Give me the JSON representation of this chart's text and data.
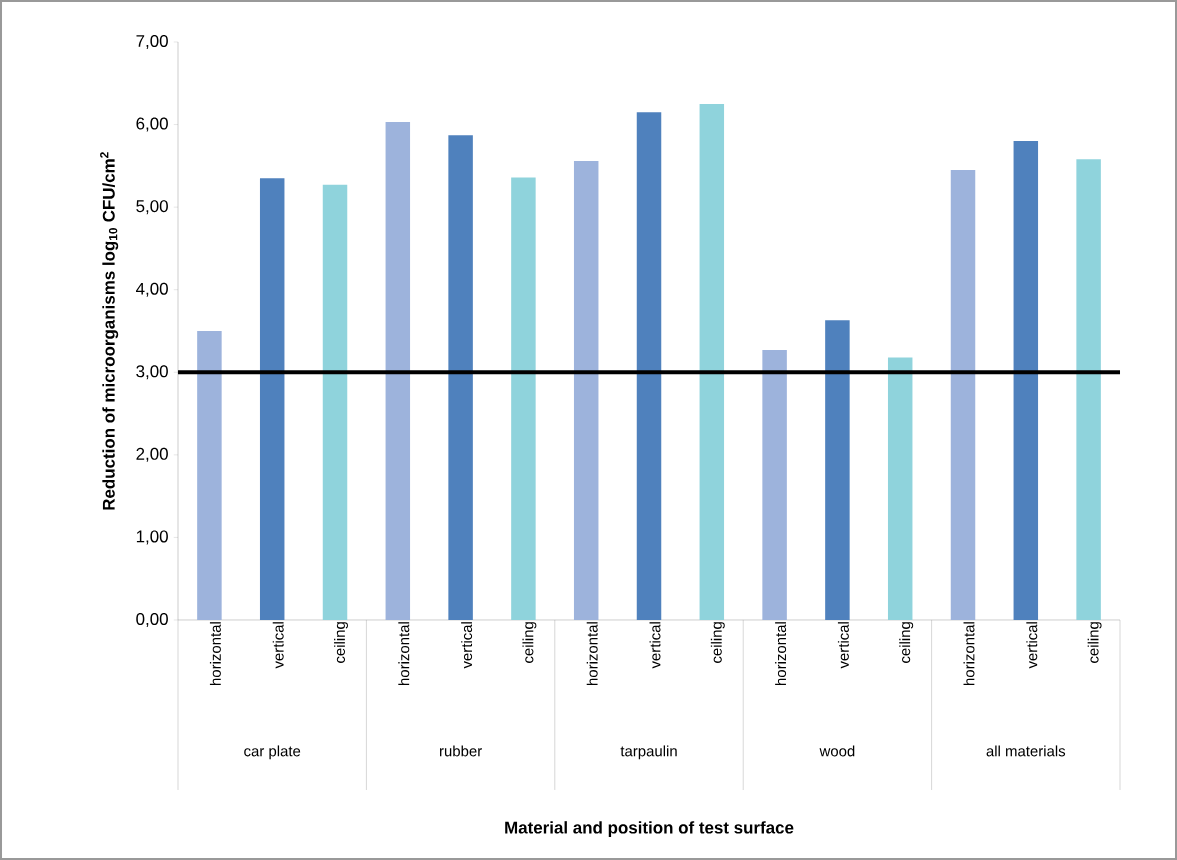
{
  "chart_data": {
    "type": "bar",
    "xlabel": "Material and position of test surface",
    "ylabel": "Reduction of microorganisms log$_{10}$ CFU/cm$^{2}$",
    "categories": [
      "car plate",
      "rubber",
      "tarpaulin",
      "wood",
      "all materials"
    ],
    "series": [
      {
        "name": "horizontal",
        "color": "#9db3dc",
        "values": [
          3.5,
          6.03,
          5.56,
          3.27,
          5.45
        ]
      },
      {
        "name": "vertical",
        "color": "#4f81bd",
        "values": [
          5.35,
          5.87,
          6.15,
          3.63,
          5.8
        ]
      },
      {
        "name": "ceiling",
        "color": "#8fd3dc",
        "values": [
          5.27,
          5.36,
          6.25,
          3.18,
          5.58
        ]
      }
    ],
    "ylim": [
      0,
      7
    ],
    "yticks": [
      {
        "value": 0,
        "label": "0,00"
      },
      {
        "value": 1,
        "label": "1,00"
      },
      {
        "value": 2,
        "label": "2,00"
      },
      {
        "value": 3,
        "label": "3,00"
      },
      {
        "value": 4,
        "label": "4,00"
      },
      {
        "value": 5,
        "label": "5,00"
      },
      {
        "value": 6,
        "label": "6,00"
      },
      {
        "value": 7,
        "label": "7,00"
      }
    ],
    "ref_lines": [
      {
        "axis": "y",
        "value": 3,
        "color": "#000000",
        "line_style": "solid"
      }
    ]
  }
}
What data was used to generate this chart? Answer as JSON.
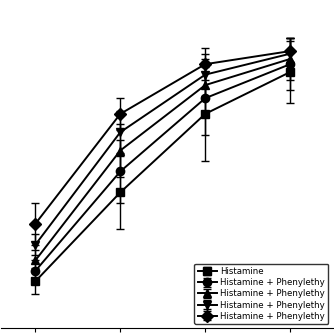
{
  "x_values": [
    1,
    2,
    3,
    4
  ],
  "series": [
    {
      "label": "Histamine",
      "marker": "s",
      "y": [
        8.0,
        42.0,
        72.0,
        88.0
      ],
      "yerr": [
        5.0,
        14.0,
        18.0,
        12.0
      ]
    },
    {
      "label": "Histamine + Phenylethy",
      "marker": "o",
      "y": [
        12.0,
        50.0,
        78.0,
        91.0
      ],
      "yerr": [
        4.0,
        12.0,
        14.0,
        10.0
      ]
    },
    {
      "label": "Histamine + Phenylethy",
      "marker": "^",
      "y": [
        16.0,
        58.0,
        83.0,
        93.0
      ],
      "yerr": [
        4.0,
        10.0,
        10.0,
        8.0
      ]
    },
    {
      "label": "Histamine + Phenylethy",
      "marker": "v",
      "y": [
        22.0,
        65.0,
        87.0,
        95.0
      ],
      "yerr": [
        4.0,
        8.0,
        8.0,
        6.0
      ]
    },
    {
      "label": "Histamine + Phenylethy",
      "marker": "D",
      "y": [
        30.0,
        72.0,
        91.0,
        96.0
      ],
      "yerr": [
        8.0,
        6.0,
        6.0,
        5.0
      ]
    }
  ],
  "xlim": [
    0.6,
    4.5
  ],
  "ylim": [
    -10,
    115
  ],
  "legend_loc": "lower right",
  "line_color": "black",
  "marker_color": "black",
  "markersize": 6,
  "linewidth": 1.4,
  "capsize": 3,
  "elinewidth": 1.0,
  "legend_fontsize": 6.2,
  "figsize": [
    3.34,
    3.34
  ],
  "dpi": 100
}
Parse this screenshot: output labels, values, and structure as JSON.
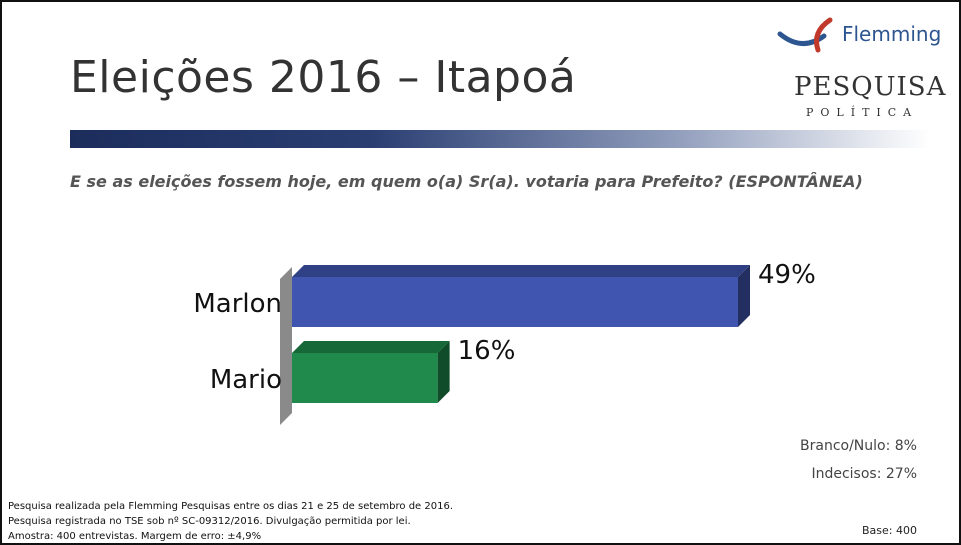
{
  "header": {
    "title": "Eleições 2016 – Itapoá",
    "question": "E se as eleições fossem hoje, em quem o(a) Sr(a). votaria para Prefeito? (ESPONTÂNEA)"
  },
  "logo": {
    "brand": "Flemming",
    "line1": "PESQUISA",
    "line2": "POLÍTICA",
    "colors": {
      "blue": "#2d5590",
      "red": "#c0392b"
    }
  },
  "chart_data": {
    "type": "bar",
    "orientation": "horizontal",
    "categories": [
      "Marlon",
      "Mario"
    ],
    "values": [
      49,
      16
    ],
    "value_labels": [
      "49%",
      "16%"
    ],
    "colors": [
      "#3f55b0",
      "#1f8a4c"
    ],
    "xlim": [
      0,
      50
    ],
    "grid": false,
    "legend": "none",
    "style": "3d"
  },
  "notes": {
    "branco_nulo": "Branco/Nulo: 8%",
    "indecisos": "Indecisos: 27%",
    "base": "Base: 400"
  },
  "footer": {
    "line1": "Pesquisa realizada pela Flemming Pesquisas entre os dias 21 e 25 de setembro de 2016.",
    "line2": "Pesquisa registrada no TSE sob nº SC-09312/2016.  Divulgação permitida por lei.",
    "line3": "Amostra: 400 entrevistas. Margem de erro: ±4,9%"
  }
}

▶ _Given instruction_:
Reproduce the entries above word for word. Pictures stay out.

▶ _Answer to the problem_:
Give me the JSON representation of this chart's text and data.
{
  "chart_data": {
    "type": "bar",
    "xlabel": "Material and position of test surface",
    "ylabel": "Reduction of microorganisms log$_{10}$ CFU/cm$^{2}$",
    "categories": [
      "car plate",
      "rubber",
      "tarpaulin",
      "wood",
      "all materials"
    ],
    "series": [
      {
        "name": "horizontal",
        "color": "#9db3dc",
        "values": [
          3.5,
          6.03,
          5.56,
          3.27,
          5.45
        ]
      },
      {
        "name": "vertical",
        "color": "#4f81bd",
        "values": [
          5.35,
          5.87,
          6.15,
          3.63,
          5.8
        ]
      },
      {
        "name": "ceiling",
        "color": "#8fd3dc",
        "values": [
          5.27,
          5.36,
          6.25,
          3.18,
          5.58
        ]
      }
    ],
    "ylim": [
      0,
      7
    ],
    "yticks": [
      {
        "value": 0,
        "label": "0,00"
      },
      {
        "value": 1,
        "label": "1,00"
      },
      {
        "value": 2,
        "label": "2,00"
      },
      {
        "value": 3,
        "label": "3,00"
      },
      {
        "value": 4,
        "label": "4,00"
      },
      {
        "value": 5,
        "label": "5,00"
      },
      {
        "value": 6,
        "label": "6,00"
      },
      {
        "value": 7,
        "label": "7,00"
      }
    ],
    "ref_lines": [
      {
        "axis": "y",
        "value": 3,
        "color": "#000000",
        "line_style": "solid"
      }
    ]
  }
}
What data was used to generate this chart? Answer as JSON.
{
  "x_values": [
    1,
    2,
    3,
    4
  ],
  "series": [
    {
      "label": "Histamine",
      "marker": "s",
      "y": [
        8.0,
        42.0,
        72.0,
        88.0
      ],
      "yerr": [
        5.0,
        14.0,
        18.0,
        12.0
      ]
    },
    {
      "label": "Histamine + Phenylethy",
      "marker": "o",
      "y": [
        12.0,
        50.0,
        78.0,
        91.0
      ],
      "yerr": [
        4.0,
        12.0,
        14.0,
        10.0
      ]
    },
    {
      "label": "Histamine + Phenylethy",
      "marker": "^",
      "y": [
        16.0,
        58.0,
        83.0,
        93.0
      ],
      "yerr": [
        4.0,
        10.0,
        10.0,
        8.0
      ]
    },
    {
      "label": "Histamine + Phenylethy",
      "marker": "v",
      "y": [
        22.0,
        65.0,
        87.0,
        95.0
      ],
      "yerr": [
        4.0,
        8.0,
        8.0,
        6.0
      ]
    },
    {
      "label": "Histamine + Phenylethy",
      "marker": "D",
      "y": [
        30.0,
        72.0,
        91.0,
        96.0
      ],
      "yerr": [
        8.0,
        6.0,
        6.0,
        5.0
      ]
    }
  ],
  "xlim": [
    0.6,
    4.5
  ],
  "ylim": [
    -10,
    115
  ],
  "legend_loc": "lower right",
  "line_color": "black",
  "marker_color": "black",
  "markersize": 6,
  "linewidth": 1.4,
  "capsize": 3,
  "elinewidth": 1.0,
  "legend_fontsize": 6.2,
  "figsize": [
    3.34,
    3.34
  ],
  "dpi": 100
}
Parse this screenshot: output labels, values, and structure as JSON.
{
  "header": {
    "title": "Eleições 2016 – Itapoá",
    "question": "E se as eleições fossem hoje, em quem o(a) Sr(a). votaria para Prefeito? (ESPONTÂNEA)"
  },
  "logo": {
    "brand": "Flemming",
    "line1": "PESQUISA",
    "line2": "POLÍTICA",
    "colors": {
      "blue": "#2d5590",
      "red": "#c0392b"
    }
  },
  "chart_data": {
    "type": "bar",
    "orientation": "horizontal",
    "categories": [
      "Marlon",
      "Mario"
    ],
    "values": [
      49,
      16
    ],
    "value_labels": [
      "49%",
      "16%"
    ],
    "colors": [
      "#3f55b0",
      "#1f8a4c"
    ],
    "xlim": [
      0,
      50
    ],
    "grid": false,
    "legend": "none",
    "style": "3d"
  },
  "notes": {
    "branco_nulo": "Branco/Nulo: 8%",
    "indecisos": "Indecisos: 27%",
    "base": "Base: 400"
  },
  "footer": {
    "line1": "Pesquisa realizada pela Flemming Pesquisas entre os dias 21 e 25 de setembro de 2016.",
    "line2": "Pesquisa registrada no TSE sob nº SC-09312/2016.  Divulgação permitida por lei.",
    "line3": "Amostra: 400 entrevistas. Margem de erro: ±4,9%"
  }
}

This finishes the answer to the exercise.